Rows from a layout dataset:
□ □ □ □ □
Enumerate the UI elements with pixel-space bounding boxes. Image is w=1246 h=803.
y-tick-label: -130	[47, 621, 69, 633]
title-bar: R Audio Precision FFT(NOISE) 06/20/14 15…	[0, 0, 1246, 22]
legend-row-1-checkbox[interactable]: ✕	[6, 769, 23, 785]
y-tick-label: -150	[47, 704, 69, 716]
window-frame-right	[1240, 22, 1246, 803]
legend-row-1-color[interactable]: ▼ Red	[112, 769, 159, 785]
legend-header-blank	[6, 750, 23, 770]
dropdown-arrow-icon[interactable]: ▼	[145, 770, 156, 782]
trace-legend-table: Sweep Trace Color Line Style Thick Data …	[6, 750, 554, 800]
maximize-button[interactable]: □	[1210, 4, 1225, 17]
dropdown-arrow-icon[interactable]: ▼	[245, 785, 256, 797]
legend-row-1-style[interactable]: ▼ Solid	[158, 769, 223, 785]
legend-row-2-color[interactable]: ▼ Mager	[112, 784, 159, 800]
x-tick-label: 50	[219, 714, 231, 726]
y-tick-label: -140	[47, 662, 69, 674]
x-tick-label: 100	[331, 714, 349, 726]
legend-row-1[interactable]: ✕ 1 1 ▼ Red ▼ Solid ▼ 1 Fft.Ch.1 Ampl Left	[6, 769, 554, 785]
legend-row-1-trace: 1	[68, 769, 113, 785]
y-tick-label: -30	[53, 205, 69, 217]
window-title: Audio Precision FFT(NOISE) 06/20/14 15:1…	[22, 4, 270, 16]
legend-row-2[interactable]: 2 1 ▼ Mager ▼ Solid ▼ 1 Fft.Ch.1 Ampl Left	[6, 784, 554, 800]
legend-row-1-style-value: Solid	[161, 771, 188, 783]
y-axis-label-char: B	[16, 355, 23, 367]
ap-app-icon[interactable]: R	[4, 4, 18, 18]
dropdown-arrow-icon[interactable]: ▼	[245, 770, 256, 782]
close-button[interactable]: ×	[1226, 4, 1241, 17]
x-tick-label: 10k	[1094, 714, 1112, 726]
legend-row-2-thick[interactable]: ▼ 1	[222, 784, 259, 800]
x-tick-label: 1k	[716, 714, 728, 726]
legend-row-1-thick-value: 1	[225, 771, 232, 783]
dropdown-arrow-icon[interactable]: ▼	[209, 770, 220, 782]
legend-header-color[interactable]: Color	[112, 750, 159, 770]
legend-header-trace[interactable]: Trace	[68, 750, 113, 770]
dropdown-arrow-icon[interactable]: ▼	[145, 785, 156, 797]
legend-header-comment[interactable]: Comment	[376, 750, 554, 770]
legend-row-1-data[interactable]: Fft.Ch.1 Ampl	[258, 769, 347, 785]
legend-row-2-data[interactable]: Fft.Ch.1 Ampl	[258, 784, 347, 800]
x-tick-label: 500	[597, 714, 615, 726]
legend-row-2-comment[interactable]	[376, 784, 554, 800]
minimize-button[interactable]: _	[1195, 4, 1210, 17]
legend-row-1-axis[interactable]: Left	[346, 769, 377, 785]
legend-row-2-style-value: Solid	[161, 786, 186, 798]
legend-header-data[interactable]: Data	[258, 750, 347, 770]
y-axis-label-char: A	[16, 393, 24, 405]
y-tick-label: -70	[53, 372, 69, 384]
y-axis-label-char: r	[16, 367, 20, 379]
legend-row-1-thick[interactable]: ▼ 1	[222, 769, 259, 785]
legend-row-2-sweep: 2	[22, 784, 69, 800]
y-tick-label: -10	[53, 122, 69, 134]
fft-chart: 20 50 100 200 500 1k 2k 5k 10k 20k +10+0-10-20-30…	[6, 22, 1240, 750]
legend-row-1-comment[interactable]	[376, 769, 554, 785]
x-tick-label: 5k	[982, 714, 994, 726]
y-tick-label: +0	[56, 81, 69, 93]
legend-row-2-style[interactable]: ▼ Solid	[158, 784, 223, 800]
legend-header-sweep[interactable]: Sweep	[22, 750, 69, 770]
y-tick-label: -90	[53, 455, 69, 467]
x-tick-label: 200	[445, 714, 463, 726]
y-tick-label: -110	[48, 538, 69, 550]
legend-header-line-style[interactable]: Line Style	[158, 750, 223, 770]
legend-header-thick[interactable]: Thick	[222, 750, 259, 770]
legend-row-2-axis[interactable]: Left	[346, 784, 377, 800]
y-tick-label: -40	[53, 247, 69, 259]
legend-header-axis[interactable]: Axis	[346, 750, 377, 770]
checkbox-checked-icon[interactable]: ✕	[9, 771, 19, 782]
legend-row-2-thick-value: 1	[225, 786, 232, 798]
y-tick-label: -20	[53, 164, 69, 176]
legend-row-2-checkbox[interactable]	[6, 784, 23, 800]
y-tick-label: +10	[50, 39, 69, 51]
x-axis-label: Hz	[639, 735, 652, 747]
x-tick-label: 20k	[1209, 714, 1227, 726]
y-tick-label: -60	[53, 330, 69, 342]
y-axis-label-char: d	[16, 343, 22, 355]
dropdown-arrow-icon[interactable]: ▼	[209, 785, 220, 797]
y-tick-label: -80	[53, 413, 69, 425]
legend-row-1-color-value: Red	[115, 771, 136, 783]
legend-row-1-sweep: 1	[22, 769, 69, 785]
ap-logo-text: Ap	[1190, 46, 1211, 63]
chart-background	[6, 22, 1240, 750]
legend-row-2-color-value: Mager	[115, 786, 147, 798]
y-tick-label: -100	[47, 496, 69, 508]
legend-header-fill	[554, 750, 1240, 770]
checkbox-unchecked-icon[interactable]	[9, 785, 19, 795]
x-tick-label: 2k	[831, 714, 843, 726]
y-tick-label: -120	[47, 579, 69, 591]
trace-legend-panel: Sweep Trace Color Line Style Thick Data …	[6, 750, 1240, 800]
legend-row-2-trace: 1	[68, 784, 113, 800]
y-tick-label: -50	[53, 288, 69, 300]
□ □ □ □ □
### Exercise
Copy the material above line for line, without changing anything.

### Finished answer
Enumerate the UI elements with pixel-space bounding boxes. Image is w=1246 h=803.
y-tick-label: -130	[47, 621, 69, 633]
title-bar: R Audio Precision FFT(NOISE) 06/20/14 15…	[0, 0, 1246, 22]
legend-row-1-checkbox[interactable]: ✕	[6, 769, 23, 785]
y-tick-label: -150	[47, 704, 69, 716]
window-frame-right	[1240, 22, 1246, 803]
legend-row-1-color[interactable]: ▼ Red	[112, 769, 159, 785]
legend-header-blank	[6, 750, 23, 770]
dropdown-arrow-icon[interactable]: ▼	[145, 770, 156, 782]
trace-legend-table: Sweep Trace Color Line Style Thick Data …	[6, 750, 554, 800]
maximize-button[interactable]: □	[1210, 4, 1225, 17]
dropdown-arrow-icon[interactable]: ▼	[245, 785, 256, 797]
legend-row-1-style[interactable]: ▼ Solid	[158, 769, 223, 785]
legend-row-2-color[interactable]: ▼ Mager	[112, 784, 159, 800]
x-tick-label: 50	[219, 714, 231, 726]
y-tick-label: -140	[47, 662, 69, 674]
x-tick-label: 100	[331, 714, 349, 726]
legend-row-1[interactable]: ✕ 1 1 ▼ Red ▼ Solid ▼ 1 Fft.Ch.1 Ampl Left	[6, 769, 554, 785]
legend-row-1-trace: 1	[68, 769, 113, 785]
y-tick-label: -30	[53, 205, 69, 217]
window-title: Audio Precision FFT(NOISE) 06/20/14 15:1…	[22, 4, 270, 16]
legend-row-2[interactable]: 2 1 ▼ Mager ▼ Solid ▼ 1 Fft.Ch.1 Ampl Left	[6, 784, 554, 800]
legend-row-1-style-value: Solid	[161, 771, 188, 783]
y-axis-label-char: B	[16, 355, 23, 367]
ap-app-icon[interactable]: R	[4, 4, 18, 18]
dropdown-arrow-icon[interactable]: ▼	[245, 770, 256, 782]
close-button[interactable]: ×	[1226, 4, 1241, 17]
x-tick-label: 10k	[1094, 714, 1112, 726]
legend-row-2-thick[interactable]: ▼ 1	[222, 784, 259, 800]
x-tick-label: 1k	[716, 714, 728, 726]
legend-row-1-thick-value: 1	[225, 771, 232, 783]
dropdown-arrow-icon[interactable]: ▼	[209, 770, 220, 782]
legend-header-color[interactable]: Color	[112, 750, 159, 770]
legend-header-trace[interactable]: Trace	[68, 750, 113, 770]
dropdown-arrow-icon[interactable]: ▼	[145, 785, 156, 797]
legend-header-comment[interactable]: Comment	[376, 750, 554, 770]
legend-row-1-data[interactable]: Fft.Ch.1 Ampl	[258, 769, 347, 785]
legend-row-2-data[interactable]: Fft.Ch.1 Ampl	[258, 784, 347, 800]
x-tick-label: 500	[597, 714, 615, 726]
legend-row-2-comment[interactable]	[376, 784, 554, 800]
minimize-button[interactable]: _	[1195, 4, 1210, 17]
legend-row-1-axis[interactable]: Left	[346, 769, 377, 785]
legend-row-2-style-value: Solid	[161, 786, 186, 798]
legend-header-data[interactable]: Data	[258, 750, 347, 770]
y-axis-label-char: A	[16, 393, 24, 405]
y-tick-label: -70	[53, 372, 69, 384]
y-axis-label-char: r	[16, 367, 20, 379]
legend-row-1-thick[interactable]: ▼ 1	[222, 769, 259, 785]
legend-row-2-sweep: 2	[22, 784, 69, 800]
y-tick-label: -10	[53, 122, 69, 134]
fft-chart: 20 50 100 200 500 1k 2k 5k 10k 20k +10+0-10-20-30…	[6, 22, 1240, 750]
legend-row-1-comment[interactable]	[376, 769, 554, 785]
x-tick-label: 5k	[982, 714, 994, 726]
y-tick-label: +0	[56, 81, 69, 93]
legend-row-2-style[interactable]: ▼ Solid	[158, 784, 223, 800]
legend-header-sweep[interactable]: Sweep	[22, 750, 69, 770]
y-tick-label: -90	[53, 455, 69, 467]
x-tick-label: 200	[445, 714, 463, 726]
y-tick-label: -110	[48, 538, 69, 550]
legend-header-line-style[interactable]: Line Style	[158, 750, 223, 770]
legend-header-thick[interactable]: Thick	[222, 750, 259, 770]
legend-row-2-axis[interactable]: Left	[346, 784, 377, 800]
y-tick-label: -40	[53, 247, 69, 259]
legend-header-axis[interactable]: Axis	[346, 750, 377, 770]
checkbox-checked-icon[interactable]: ✕	[9, 771, 19, 782]
legend-row-2-thick-value: 1	[225, 786, 232, 798]
y-tick-label: -20	[53, 164, 69, 176]
legend-row-2-checkbox[interactable]	[6, 784, 23, 800]
y-tick-label: +10	[50, 39, 69, 51]
x-axis-label: Hz	[639, 735, 652, 747]
x-tick-label: 20k	[1209, 714, 1227, 726]
y-tick-label: -60	[53, 330, 69, 342]
y-axis-label-char: d	[16, 343, 22, 355]
dropdown-arrow-icon[interactable]: ▼	[209, 785, 220, 797]
y-tick-label: -80	[53, 413, 69, 425]
legend-row-1-color-value: Red	[115, 771, 136, 783]
legend-row-1-sweep: 1	[22, 769, 69, 785]
ap-logo-text: Ap	[1190, 46, 1211, 63]
chart-background	[6, 22, 1240, 750]
legend-row-2-color-value: Mager	[115, 786, 147, 798]
y-tick-label: -100	[47, 496, 69, 508]
legend-header-fill	[554, 750, 1240, 770]
checkbox-unchecked-icon[interactable]	[9, 785, 19, 795]
x-tick-label: 2k	[831, 714, 843, 726]
y-tick-label: -120	[47, 579, 69, 591]
trace-legend-panel: Sweep Trace Color Line Style Thick Data …	[6, 750, 1240, 800]
legend-row-2-trace: 1	[68, 784, 113, 800]
y-tick-label: -50	[53, 288, 69, 300]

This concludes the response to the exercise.